Stored entries

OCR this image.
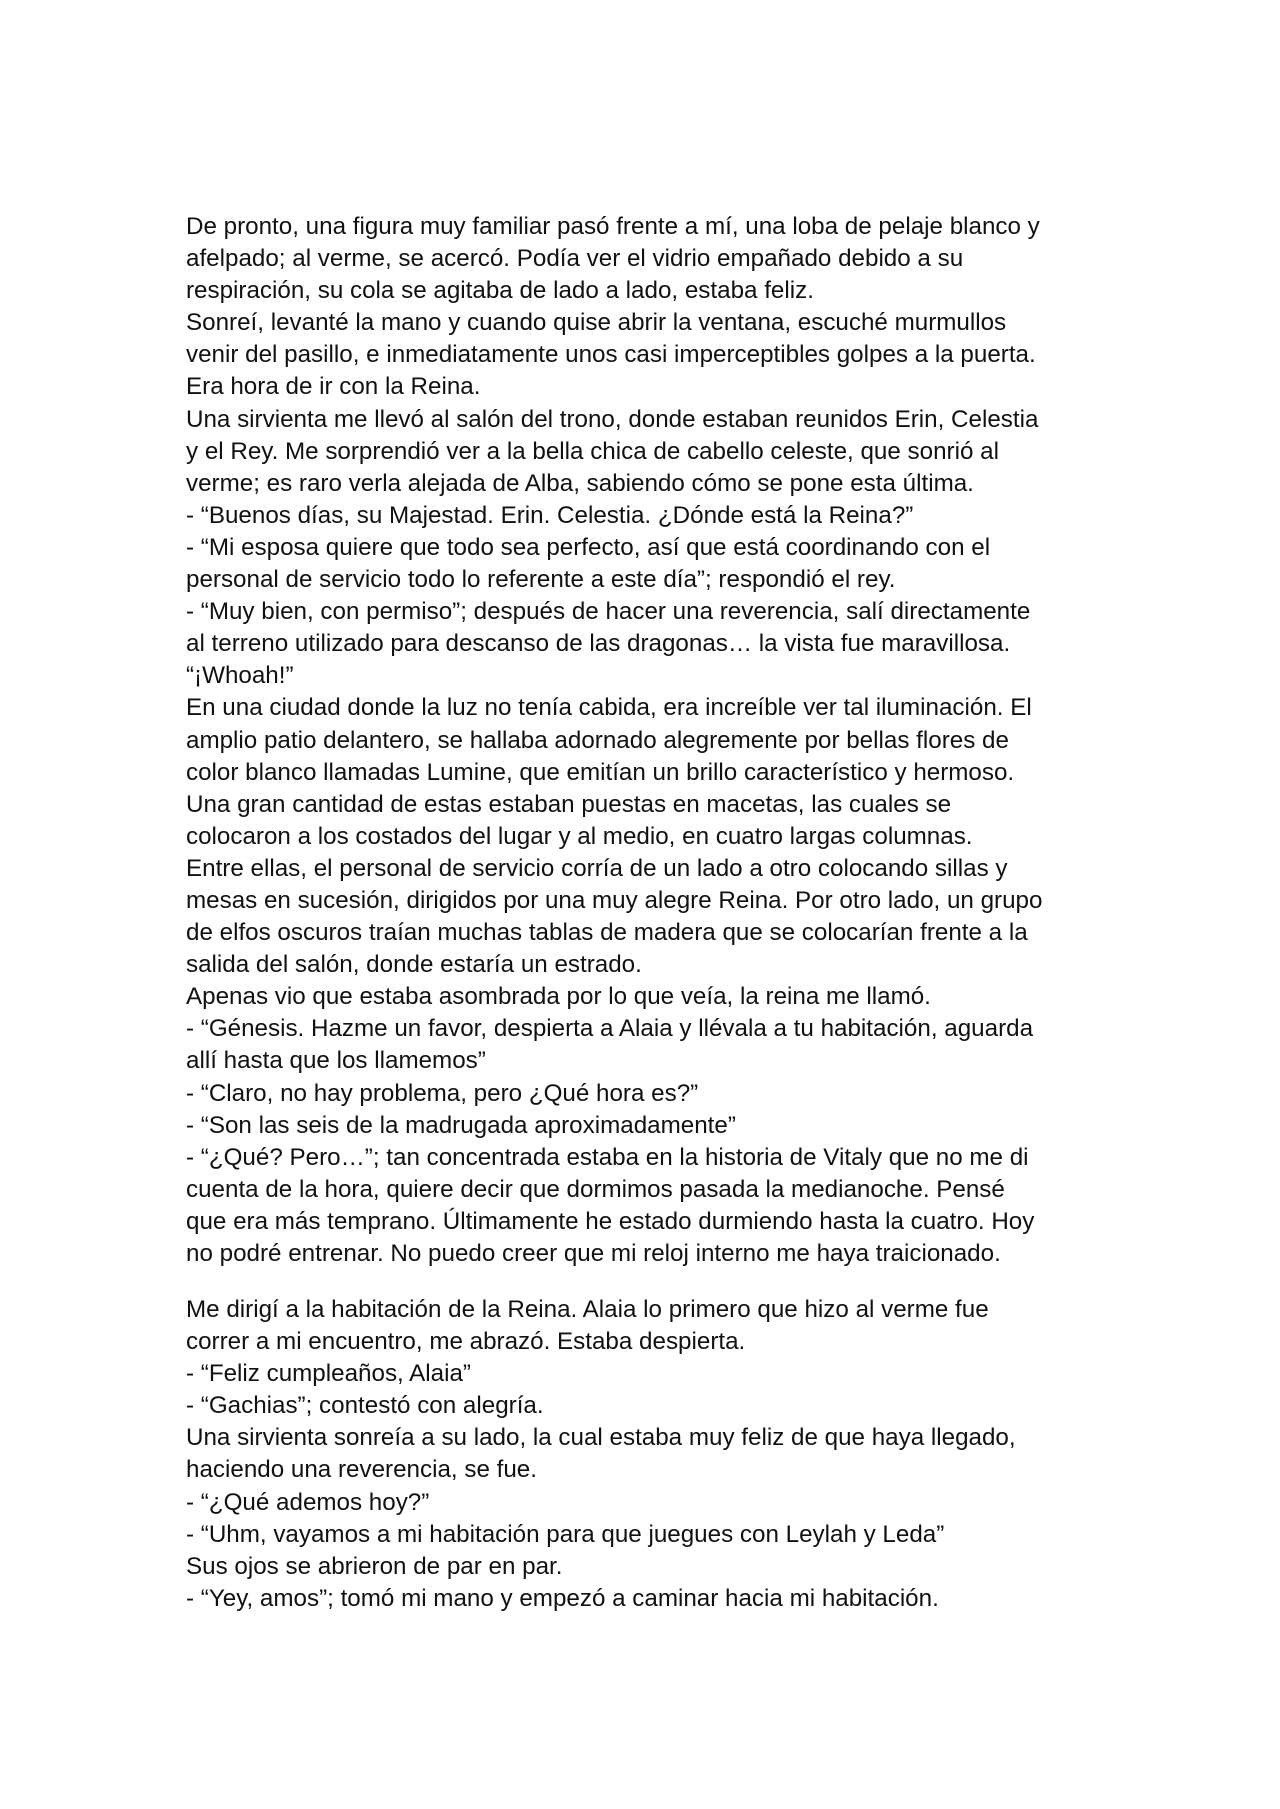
De pronto, una figura muy familiar pasó frente a mí, una loba de pelaje blanco y
afelpado; al verme, se acercó. Podía ver el vidrio empañado debido a su
respiración, su cola se agitaba de lado a lado, estaba feliz.
Sonreí, levanté la mano y cuando quise abrir la ventana, escuché murmullos
venir del pasillo, e inmediatamente unos casi imperceptibles golpes a la puerta.
Era hora de ir con la Reina.
Una sirvienta me llevó al salón del trono, donde estaban reunidos Erin, Celestia
y el Rey. Me sorprendió ver a la bella chica de cabello celeste, que sonrió al
verme; es raro verla alejada de Alba, sabiendo cómo se pone esta última.
- “Buenos días, su Majestad. Erin. Celestia. ¿Dónde está la Reina?”
- “Mi esposa quiere que todo sea perfecto, así que está coordinando con el
personal de servicio todo lo referente a este día”; respondió el rey.
- “Muy bien, con permiso”; después de hacer una reverencia, salí directamente
al terreno utilizado para descanso de las dragonas… la vista fue maravillosa.
“¡Whoah!”
En una ciudad donde la luz no tenía cabida, era increíble ver tal iluminación. El
amplio patio delantero, se hallaba adornado alegremente por bellas flores de
color blanco llamadas Lumine, que emitían un brillo característico y hermoso.
Una gran cantidad de estas estaban puestas en macetas, las cuales se
colocaron a los costados del lugar y al medio, en cuatro largas columnas.
Entre ellas, el personal de servicio corría de un lado a otro colocando sillas y
mesas en sucesión, dirigidos por una muy alegre Reina. Por otro lado, un grupo
de elfos oscuros traían muchas tablas de madera que se colocarían frente a la
salida del salón, donde estaría un estrado.
Apenas vio que estaba asombrada por lo que veía, la reina me llamó.
- “Génesis. Hazme un favor, despierta a Alaia y llévala a tu habitación, aguarda
allí hasta que los llamemos”
- “Claro, no hay problema, pero ¿Qué hora es?”
- “Son las seis de la madrugada aproximadamente”
- “¿Qué? Pero…”; tan concentrada estaba en la historia de Vitaly que no me di
cuenta de la hora, quiere decir que dormimos pasada la medianoche. Pensé
que era más temprano. Últimamente he estado durmiendo hasta la cuatro. Hoy
no podré entrenar. No puedo creer que mi reloj interno me haya traicionado.
Me dirigí a la habitación de la Reina. Alaia lo primero que hizo al verme fue
correr a mi encuentro, me abrazó. Estaba despierta.
- “Feliz cumpleaños, Alaia”
- “Gachias”; contestó con alegría.
Una sirvienta sonreía a su lado, la cual estaba muy feliz de que haya llegado,
haciendo una reverencia, se fue.
- “¿Qué ademos hoy?”
- “Uhm, vayamos a mi habitación para que juegues con Leylah y Leda”
Sus ojos se abrieron de par en par.
- “Yey, amos”; tomó mi mano y empezó a caminar hacia mi habitación.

Task directions
Transcribe the full listing above exactly as it stands, minus the pictures.

Task solution
OCR this image.
De pronto, una figura muy familiar pasó frente a mí, una loba de pelaje blanco y
afelpado; al verme, se acercó. Podía ver el vidrio empañado debido a su
respiración, su cola se agitaba de lado a lado, estaba feliz.
Sonreí, levanté la mano y cuando quise abrir la ventana, escuché murmullos
venir del pasillo, e inmediatamente unos casi imperceptibles golpes a la puerta.
Era hora de ir con la Reina.
Una sirvienta me llevó al salón del trono, donde estaban reunidos Erin, Celestia
y el Rey. Me sorprendió ver a la bella chica de cabello celeste, que sonrió al
verme; es raro verla alejada de Alba, sabiendo cómo se pone esta última.
- “Buenos días, su Majestad. Erin. Celestia. ¿Dónde está la Reina?”
- “Mi esposa quiere que todo sea perfecto, así que está coordinando con el
personal de servicio todo lo referente a este día”; respondió el rey.
- “Muy bien, con permiso”; después de hacer una reverencia, salí directamente
al terreno utilizado para descanso de las dragonas… la vista fue maravillosa.
“¡Whoah!”
En una ciudad donde la luz no tenía cabida, era increíble ver tal iluminación. El
amplio patio delantero, se hallaba adornado alegremente por bellas flores de
color blanco llamadas Lumine, que emitían un brillo característico y hermoso.
Una gran cantidad de estas estaban puestas en macetas, las cuales se
colocaron a los costados del lugar y al medio, en cuatro largas columnas.
Entre ellas, el personal de servicio corría de un lado a otro colocando sillas y
mesas en sucesión, dirigidos por una muy alegre Reina. Por otro lado, un grupo
de elfos oscuros traían muchas tablas de madera que se colocarían frente a la
salida del salón, donde estaría un estrado.
Apenas vio que estaba asombrada por lo que veía, la reina me llamó.
- “Génesis. Hazme un favor, despierta a Alaia y llévala a tu habitación, aguarda
allí hasta que los llamemos”
- “Claro, no hay problema, pero ¿Qué hora es?”
- “Son las seis de la madrugada aproximadamente”
- “¿Qué? Pero…”; tan concentrada estaba en la historia de Vitaly que no me di
cuenta de la hora, quiere decir que dormimos pasada la medianoche. Pensé
que era más temprano. Últimamente he estado durmiendo hasta la cuatro. Hoy
no podré entrenar. No puedo creer que mi reloj interno me haya traicionado.
Me dirigí a la habitación de la Reina. Alaia lo primero que hizo al verme fue
correr a mi encuentro, me abrazó. Estaba despierta.
- “Feliz cumpleaños, Alaia”
- “Gachias”; contestó con alegría.
Una sirvienta sonreía a su lado, la cual estaba muy feliz de que haya llegado,
haciendo una reverencia, se fue.
- “¿Qué ademos hoy?”
- “Uhm, vayamos a mi habitación para que juegues con Leylah y Leda”
Sus ojos se abrieron de par en par.
- “Yey, amos”; tomó mi mano y empezó a caminar hacia mi habitación.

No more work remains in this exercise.